--- START OF Extracted entries ---

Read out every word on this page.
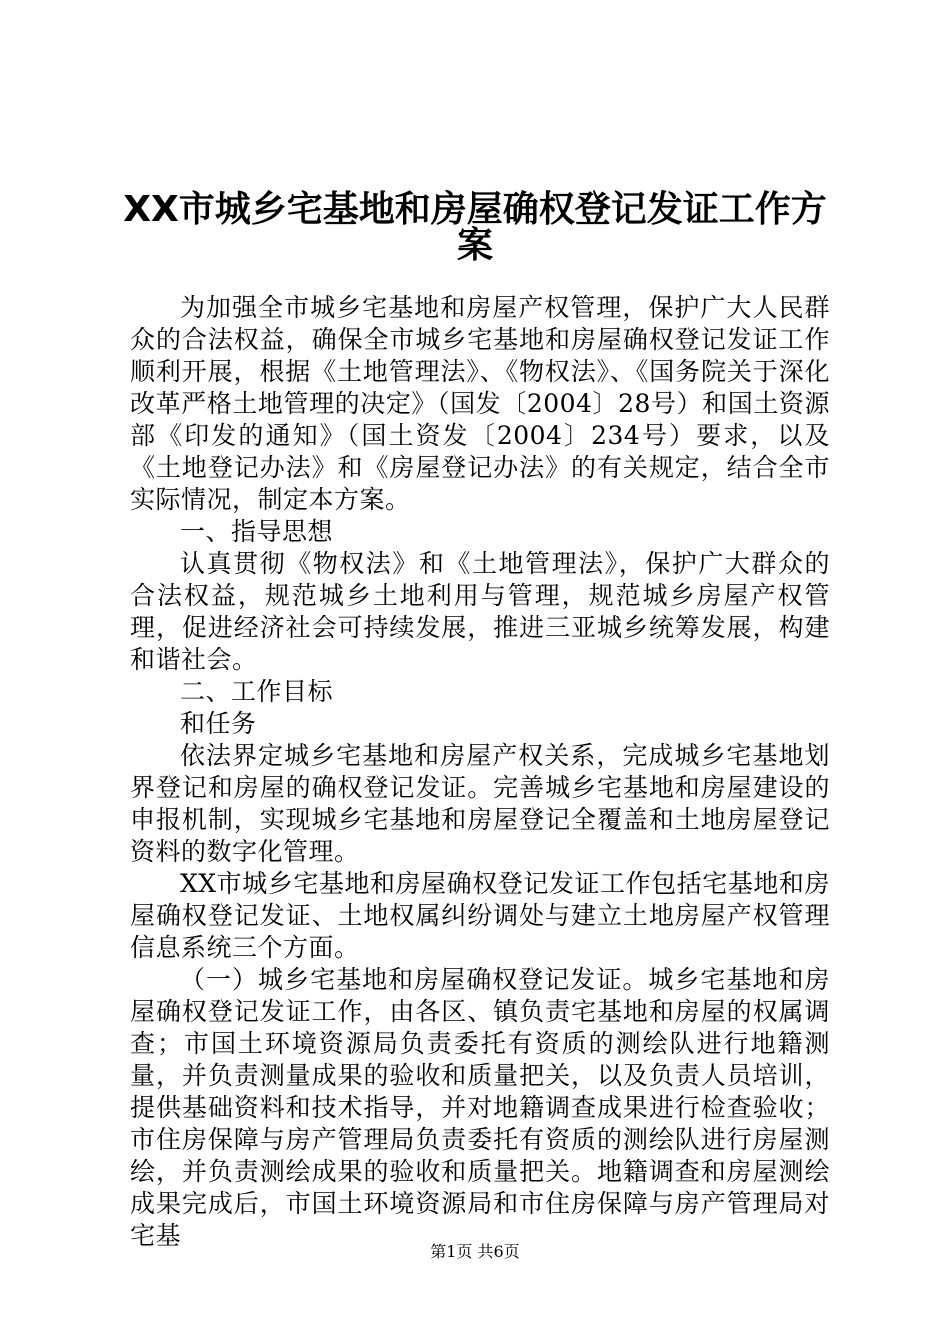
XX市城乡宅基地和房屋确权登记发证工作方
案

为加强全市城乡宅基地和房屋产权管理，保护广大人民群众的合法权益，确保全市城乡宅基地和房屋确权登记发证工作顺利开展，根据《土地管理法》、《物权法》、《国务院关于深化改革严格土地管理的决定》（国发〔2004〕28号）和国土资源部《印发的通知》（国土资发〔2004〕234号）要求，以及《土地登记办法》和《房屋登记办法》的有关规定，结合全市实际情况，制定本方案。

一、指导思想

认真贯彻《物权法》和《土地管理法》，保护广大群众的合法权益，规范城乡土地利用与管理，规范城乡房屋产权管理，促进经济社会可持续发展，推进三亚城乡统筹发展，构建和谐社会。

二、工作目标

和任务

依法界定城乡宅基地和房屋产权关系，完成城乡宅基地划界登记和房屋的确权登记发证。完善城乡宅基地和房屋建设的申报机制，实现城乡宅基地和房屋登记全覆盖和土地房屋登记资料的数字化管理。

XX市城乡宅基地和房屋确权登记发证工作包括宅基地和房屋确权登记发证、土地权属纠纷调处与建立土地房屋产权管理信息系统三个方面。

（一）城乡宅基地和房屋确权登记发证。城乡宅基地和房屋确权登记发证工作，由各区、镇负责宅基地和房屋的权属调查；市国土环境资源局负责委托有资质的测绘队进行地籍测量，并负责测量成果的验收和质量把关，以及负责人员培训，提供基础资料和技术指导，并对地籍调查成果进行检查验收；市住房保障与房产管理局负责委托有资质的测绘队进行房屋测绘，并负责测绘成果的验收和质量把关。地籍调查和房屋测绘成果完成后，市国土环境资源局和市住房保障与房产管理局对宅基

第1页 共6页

--- END OF Extracted entries ---

» Given request
Go over the records above and tally each line that includes "土地管理法". Give the total by itself.

» Task answer
2